- **Stored data**:
####
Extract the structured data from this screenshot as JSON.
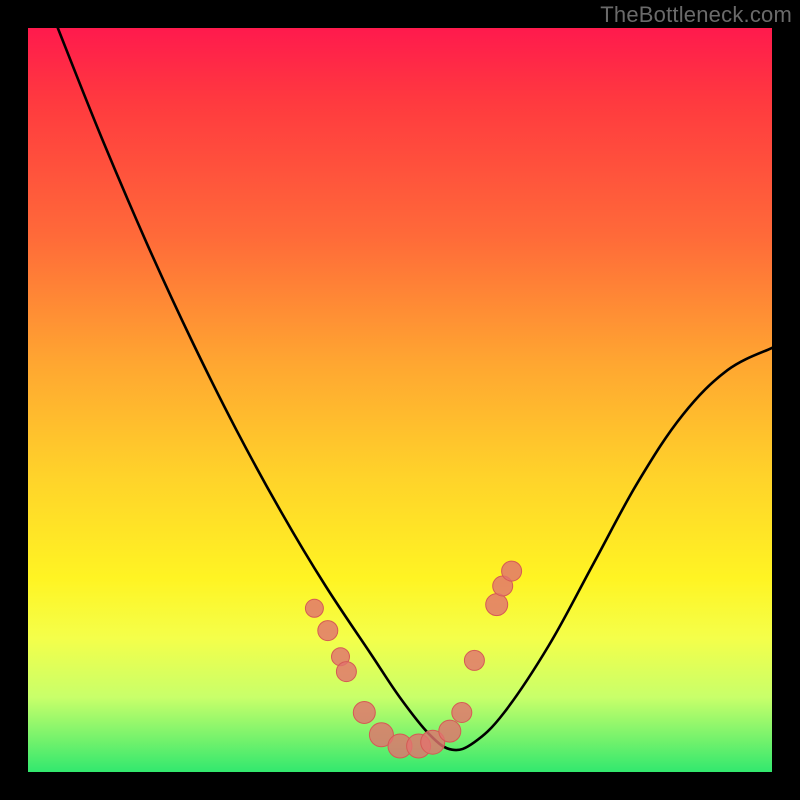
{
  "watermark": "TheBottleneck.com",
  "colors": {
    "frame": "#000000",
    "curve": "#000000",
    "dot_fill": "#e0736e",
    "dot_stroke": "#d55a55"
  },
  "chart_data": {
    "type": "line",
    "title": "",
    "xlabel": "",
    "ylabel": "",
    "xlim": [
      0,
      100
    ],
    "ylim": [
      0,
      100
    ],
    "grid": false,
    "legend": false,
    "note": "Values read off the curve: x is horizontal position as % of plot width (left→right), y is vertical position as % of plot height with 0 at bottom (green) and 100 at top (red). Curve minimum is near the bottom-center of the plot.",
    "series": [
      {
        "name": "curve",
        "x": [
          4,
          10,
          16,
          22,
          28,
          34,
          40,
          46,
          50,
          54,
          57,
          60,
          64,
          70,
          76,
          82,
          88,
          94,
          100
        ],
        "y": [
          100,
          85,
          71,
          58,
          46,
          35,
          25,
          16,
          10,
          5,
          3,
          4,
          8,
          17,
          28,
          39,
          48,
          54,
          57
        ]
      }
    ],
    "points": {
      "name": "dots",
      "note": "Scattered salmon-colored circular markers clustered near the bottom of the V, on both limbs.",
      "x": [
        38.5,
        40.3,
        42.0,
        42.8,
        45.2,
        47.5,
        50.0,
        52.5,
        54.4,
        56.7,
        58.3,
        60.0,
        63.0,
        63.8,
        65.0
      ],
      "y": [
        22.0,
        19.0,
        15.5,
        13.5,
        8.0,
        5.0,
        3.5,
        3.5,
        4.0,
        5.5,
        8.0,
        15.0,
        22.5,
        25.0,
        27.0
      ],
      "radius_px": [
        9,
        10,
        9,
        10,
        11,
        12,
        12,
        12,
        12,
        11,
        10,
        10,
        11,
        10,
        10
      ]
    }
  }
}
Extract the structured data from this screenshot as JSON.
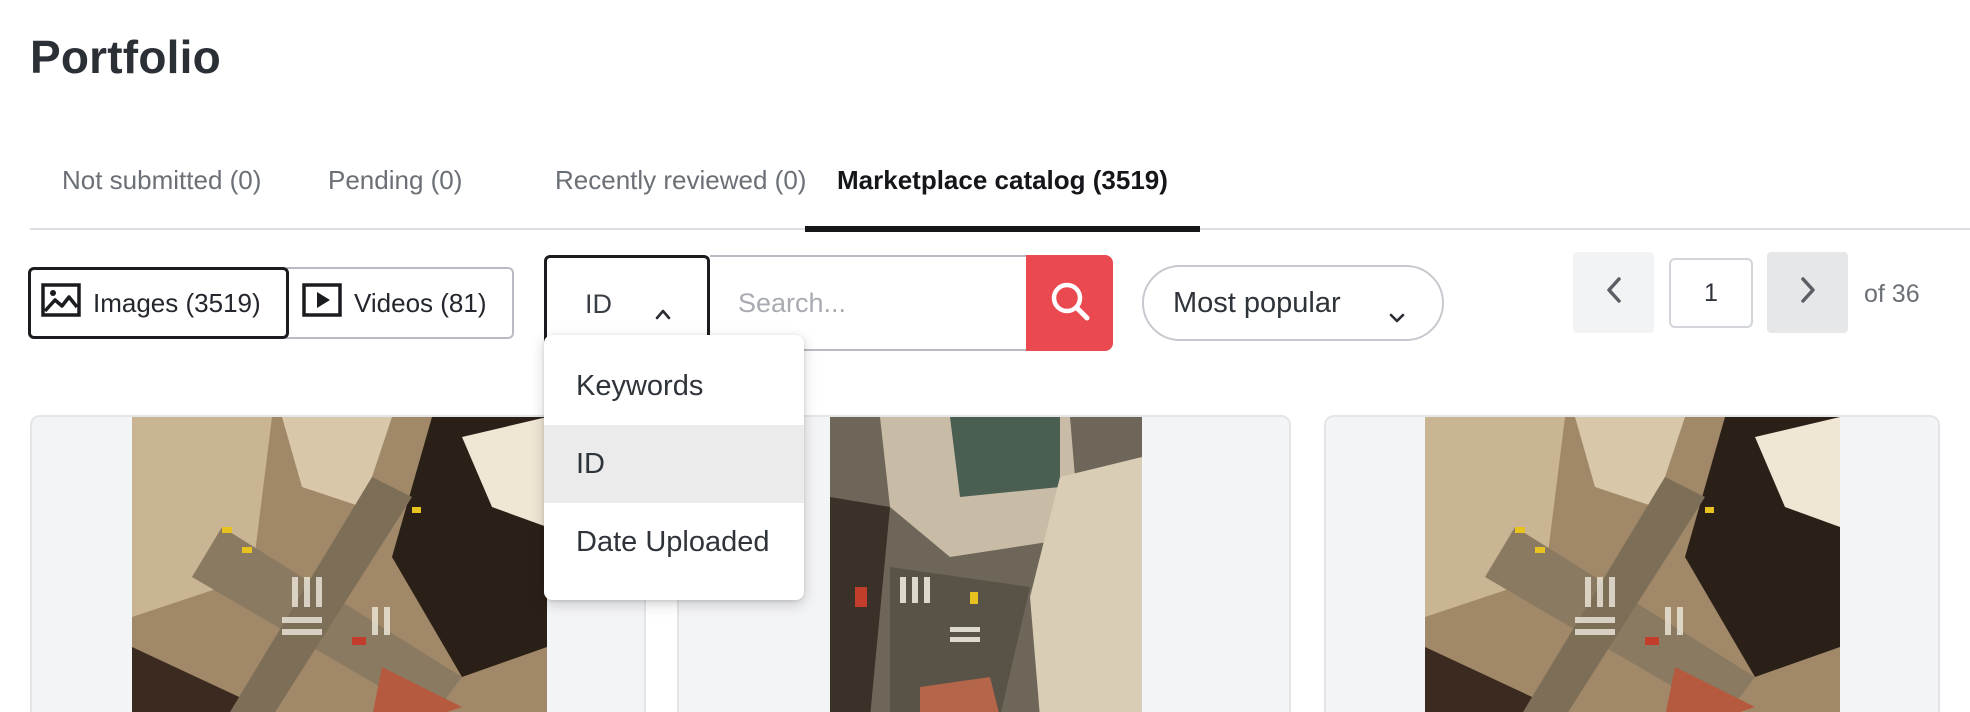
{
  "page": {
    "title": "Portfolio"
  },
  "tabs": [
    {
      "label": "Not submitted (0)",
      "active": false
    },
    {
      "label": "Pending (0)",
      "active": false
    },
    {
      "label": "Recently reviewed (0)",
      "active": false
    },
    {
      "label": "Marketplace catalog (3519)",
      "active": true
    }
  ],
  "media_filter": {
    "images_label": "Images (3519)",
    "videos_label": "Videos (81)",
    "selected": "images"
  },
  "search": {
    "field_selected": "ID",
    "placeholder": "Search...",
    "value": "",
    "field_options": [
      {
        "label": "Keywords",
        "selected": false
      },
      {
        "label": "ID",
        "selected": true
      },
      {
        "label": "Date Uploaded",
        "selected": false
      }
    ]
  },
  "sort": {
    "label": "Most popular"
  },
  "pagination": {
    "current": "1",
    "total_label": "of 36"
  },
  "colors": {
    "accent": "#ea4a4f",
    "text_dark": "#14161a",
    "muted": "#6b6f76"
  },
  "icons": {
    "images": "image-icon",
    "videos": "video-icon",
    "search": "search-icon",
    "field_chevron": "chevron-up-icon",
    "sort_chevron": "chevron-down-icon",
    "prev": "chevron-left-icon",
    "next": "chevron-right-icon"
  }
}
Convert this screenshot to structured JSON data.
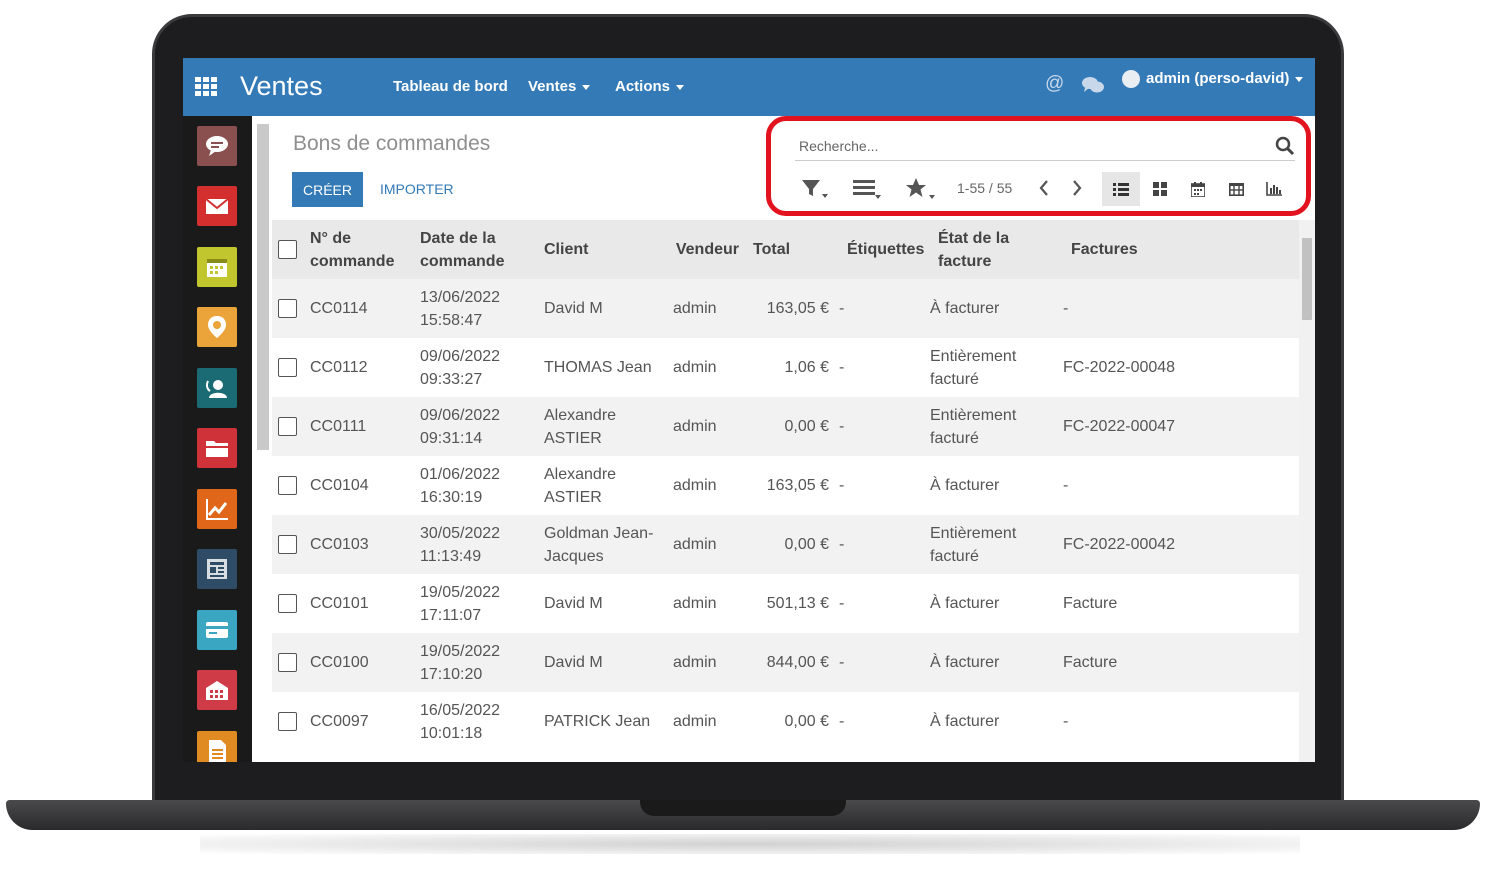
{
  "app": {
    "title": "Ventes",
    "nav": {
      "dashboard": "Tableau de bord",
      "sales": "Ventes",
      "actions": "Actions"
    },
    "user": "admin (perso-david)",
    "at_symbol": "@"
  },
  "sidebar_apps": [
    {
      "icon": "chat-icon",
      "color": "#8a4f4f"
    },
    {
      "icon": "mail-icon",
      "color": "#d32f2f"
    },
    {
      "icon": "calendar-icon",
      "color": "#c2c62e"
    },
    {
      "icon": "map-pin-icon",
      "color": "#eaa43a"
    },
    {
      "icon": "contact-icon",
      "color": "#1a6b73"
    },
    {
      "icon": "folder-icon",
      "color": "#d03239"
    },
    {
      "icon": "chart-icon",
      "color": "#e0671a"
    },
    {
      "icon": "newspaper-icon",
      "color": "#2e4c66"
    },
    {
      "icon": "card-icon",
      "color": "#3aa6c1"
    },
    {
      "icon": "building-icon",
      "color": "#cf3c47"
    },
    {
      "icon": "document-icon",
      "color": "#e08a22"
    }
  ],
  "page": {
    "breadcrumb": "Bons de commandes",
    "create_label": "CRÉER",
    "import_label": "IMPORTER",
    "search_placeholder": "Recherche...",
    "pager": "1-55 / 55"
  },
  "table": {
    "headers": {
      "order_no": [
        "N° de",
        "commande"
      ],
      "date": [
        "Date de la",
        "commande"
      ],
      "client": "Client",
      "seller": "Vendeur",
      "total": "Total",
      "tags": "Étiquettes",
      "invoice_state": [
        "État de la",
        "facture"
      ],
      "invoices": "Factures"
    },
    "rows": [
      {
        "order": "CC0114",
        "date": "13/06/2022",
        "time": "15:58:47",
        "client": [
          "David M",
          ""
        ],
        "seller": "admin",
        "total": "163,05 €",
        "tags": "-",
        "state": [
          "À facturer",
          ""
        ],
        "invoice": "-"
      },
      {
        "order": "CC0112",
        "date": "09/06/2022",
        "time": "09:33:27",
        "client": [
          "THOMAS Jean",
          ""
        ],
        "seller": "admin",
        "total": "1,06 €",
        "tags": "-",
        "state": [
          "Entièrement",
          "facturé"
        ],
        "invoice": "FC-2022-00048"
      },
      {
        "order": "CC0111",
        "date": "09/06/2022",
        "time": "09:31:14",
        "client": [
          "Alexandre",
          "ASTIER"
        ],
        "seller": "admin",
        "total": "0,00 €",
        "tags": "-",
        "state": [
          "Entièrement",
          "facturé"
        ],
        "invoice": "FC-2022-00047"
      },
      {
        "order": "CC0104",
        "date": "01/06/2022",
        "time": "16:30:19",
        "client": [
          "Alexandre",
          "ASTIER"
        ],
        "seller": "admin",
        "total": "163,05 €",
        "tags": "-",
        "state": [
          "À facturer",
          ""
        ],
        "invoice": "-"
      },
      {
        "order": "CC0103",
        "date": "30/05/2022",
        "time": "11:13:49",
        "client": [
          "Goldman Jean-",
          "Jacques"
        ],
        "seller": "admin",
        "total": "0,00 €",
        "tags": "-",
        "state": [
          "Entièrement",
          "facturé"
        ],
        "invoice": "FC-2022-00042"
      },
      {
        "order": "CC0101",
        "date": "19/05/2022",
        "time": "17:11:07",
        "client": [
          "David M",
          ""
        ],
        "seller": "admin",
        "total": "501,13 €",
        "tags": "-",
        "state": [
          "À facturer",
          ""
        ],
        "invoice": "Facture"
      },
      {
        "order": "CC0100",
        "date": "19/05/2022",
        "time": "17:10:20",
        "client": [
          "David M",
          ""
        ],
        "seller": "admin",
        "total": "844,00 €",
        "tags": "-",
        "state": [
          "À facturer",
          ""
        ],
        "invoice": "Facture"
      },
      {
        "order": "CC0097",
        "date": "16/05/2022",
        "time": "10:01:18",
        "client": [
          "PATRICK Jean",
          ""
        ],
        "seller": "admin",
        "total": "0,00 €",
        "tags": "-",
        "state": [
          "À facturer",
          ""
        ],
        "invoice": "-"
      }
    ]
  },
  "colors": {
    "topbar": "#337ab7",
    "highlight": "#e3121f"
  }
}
####
- **TASK BRIEF**: Your task is to reproduce all of the material exactly. The pictures stay out.

- **RESPONSE TO THIS TASK**:
Extract the structured data from this screenshot as JSON.
{
  "watermark": "TheBottleneck.com",
  "colors": {
    "frame": "#000000",
    "curve": "#000000",
    "dot_fill": "#e0736e",
    "dot_stroke": "#d55a55"
  },
  "chart_data": {
    "type": "line",
    "title": "",
    "xlabel": "",
    "ylabel": "",
    "xlim": [
      0,
      100
    ],
    "ylim": [
      0,
      100
    ],
    "grid": false,
    "legend": false,
    "note": "Values read off the curve: x is horizontal position as % of plot width (left→right), y is vertical position as % of plot height with 0 at bottom (green) and 100 at top (red). Curve minimum is near the bottom-center of the plot.",
    "series": [
      {
        "name": "curve",
        "x": [
          4,
          10,
          16,
          22,
          28,
          34,
          40,
          46,
          50,
          54,
          57,
          60,
          64,
          70,
          76,
          82,
          88,
          94,
          100
        ],
        "y": [
          100,
          85,
          71,
          58,
          46,
          35,
          25,
          16,
          10,
          5,
          3,
          4,
          8,
          17,
          28,
          39,
          48,
          54,
          57
        ]
      }
    ],
    "points": {
      "name": "dots",
      "note": "Scattered salmon-colored circular markers clustered near the bottom of the V, on both limbs.",
      "x": [
        38.5,
        40.3,
        42.0,
        42.8,
        45.2,
        47.5,
        50.0,
        52.5,
        54.4,
        56.7,
        58.3,
        60.0,
        63.0,
        63.8,
        65.0
      ],
      "y": [
        22.0,
        19.0,
        15.5,
        13.5,
        8.0,
        5.0,
        3.5,
        3.5,
        4.0,
        5.5,
        8.0,
        15.0,
        22.5,
        25.0,
        27.0
      ],
      "radius_px": [
        9,
        10,
        9,
        10,
        11,
        12,
        12,
        12,
        12,
        11,
        10,
        10,
        11,
        10,
        10
      ]
    }
  }
}
Extract the structured data from this screenshot as JSON.
{
  "page": {
    "title": "Portfolio"
  },
  "tabs": [
    {
      "label": "Not submitted (0)",
      "active": false
    },
    {
      "label": "Pending (0)",
      "active": false
    },
    {
      "label": "Recently reviewed (0)",
      "active": false
    },
    {
      "label": "Marketplace catalog (3519)",
      "active": true
    }
  ],
  "media_filter": {
    "images_label": "Images (3519)",
    "videos_label": "Videos (81)",
    "selected": "images"
  },
  "search": {
    "field_selected": "ID",
    "placeholder": "Search...",
    "value": "",
    "field_options": [
      {
        "label": "Keywords",
        "selected": false
      },
      {
        "label": "ID",
        "selected": true
      },
      {
        "label": "Date Uploaded",
        "selected": false
      }
    ]
  },
  "sort": {
    "label": "Most popular"
  },
  "pagination": {
    "current": "1",
    "total_label": "of 36"
  },
  "colors": {
    "accent": "#ea4a4f",
    "text_dark": "#14161a",
    "muted": "#6b6f76"
  },
  "icons": {
    "images": "image-icon",
    "videos": "video-icon",
    "search": "search-icon",
    "field_chevron": "chevron-up-icon",
    "sort_chevron": "chevron-down-icon",
    "prev": "chevron-left-icon",
    "next": "chevron-right-icon"
  }
}
Convert this screenshot to structured JSON data.
{
  "app": {
    "title": "Ventes",
    "nav": {
      "dashboard": "Tableau de bord",
      "sales": "Ventes",
      "actions": "Actions"
    },
    "user": "admin (perso-david)",
    "at_symbol": "@"
  },
  "sidebar_apps": [
    {
      "icon": "chat-icon",
      "color": "#8a4f4f"
    },
    {
      "icon": "mail-icon",
      "color": "#d32f2f"
    },
    {
      "icon": "calendar-icon",
      "color": "#c2c62e"
    },
    {
      "icon": "map-pin-icon",
      "color": "#eaa43a"
    },
    {
      "icon": "contact-icon",
      "color": "#1a6b73"
    },
    {
      "icon": "folder-icon",
      "color": "#d03239"
    },
    {
      "icon": "chart-icon",
      "color": "#e0671a"
    },
    {
      "icon": "newspaper-icon",
      "color": "#2e4c66"
    },
    {
      "icon": "card-icon",
      "color": "#3aa6c1"
    },
    {
      "icon": "building-icon",
      "color": "#cf3c47"
    },
    {
      "icon": "document-icon",
      "color": "#e08a22"
    }
  ],
  "page": {
    "breadcrumb": "Bons de commandes",
    "create_label": "CRÉER",
    "import_label": "IMPORTER",
    "search_placeholder": "Recherche...",
    "pager": "1-55 / 55"
  },
  "table": {
    "headers": {
      "order_no": [
        "N° de",
        "commande"
      ],
      "date": [
        "Date de la",
        "commande"
      ],
      "client": "Client",
      "seller": "Vendeur",
      "total": "Total",
      "tags": "Étiquettes",
      "invoice_state": [
        "État de la",
        "facture"
      ],
      "invoices": "Factures"
    },
    "rows": [
      {
        "order": "CC0114",
        "date": "13/06/2022",
        "time": "15:58:47",
        "client": [
          "David M",
          ""
        ],
        "seller": "admin",
        "total": "163,05 €",
        "tags": "-",
        "state": [
          "À facturer",
          ""
        ],
        "invoice": "-"
      },
      {
        "order": "CC0112",
        "date": "09/06/2022",
        "time": "09:33:27",
        "client": [
          "THOMAS Jean",
          ""
        ],
        "seller": "admin",
        "total": "1,06 €",
        "tags": "-",
        "state": [
          "Entièrement",
          "facturé"
        ],
        "invoice": "FC-2022-00048"
      },
      {
        "order": "CC0111",
        "date": "09/06/2022",
        "time": "09:31:14",
        "client": [
          "Alexandre",
          "ASTIER"
        ],
        "seller": "admin",
        "total": "0,00 €",
        "tags": "-",
        "state": [
          "Entièrement",
          "facturé"
        ],
        "invoice": "FC-2022-00047"
      },
      {
        "order": "CC0104",
        "date": "01/06/2022",
        "time": "16:30:19",
        "client": [
          "Alexandre",
          "ASTIER"
        ],
        "seller": "admin",
        "total": "163,05 €",
        "tags": "-",
        "state": [
          "À facturer",
          ""
        ],
        "invoice": "-"
      },
      {
        "order": "CC0103",
        "date": "30/05/2022",
        "time": "11:13:49",
        "client": [
          "Goldman Jean-",
          "Jacques"
        ],
        "seller": "admin",
        "total": "0,00 €",
        "tags": "-",
        "state": [
          "Entièrement",
          "facturé"
        ],
        "invoice": "FC-2022-00042"
      },
      {
        "order": "CC0101",
        "date": "19/05/2022",
        "time": "17:11:07",
        "client": [
          "David M",
          ""
        ],
        "seller": "admin",
        "total": "501,13 €",
        "tags": "-",
        "state": [
          "À facturer",
          ""
        ],
        "invoice": "Facture"
      },
      {
        "order": "CC0100",
        "date": "19/05/2022",
        "time": "17:10:20",
        "client": [
          "David M",
          ""
        ],
        "seller": "admin",
        "total": "844,00 €",
        "tags": "-",
        "state": [
          "À facturer",
          ""
        ],
        "invoice": "Facture"
      },
      {
        "order": "CC0097",
        "date": "16/05/2022",
        "time": "10:01:18",
        "client": [
          "PATRICK Jean",
          ""
        ],
        "seller": "admin",
        "total": "0,00 €",
        "tags": "-",
        "state": [
          "À facturer",
          ""
        ],
        "invoice": "-"
      }
    ]
  },
  "colors": {
    "topbar": "#337ab7",
    "highlight": "#e3121f"
  }
}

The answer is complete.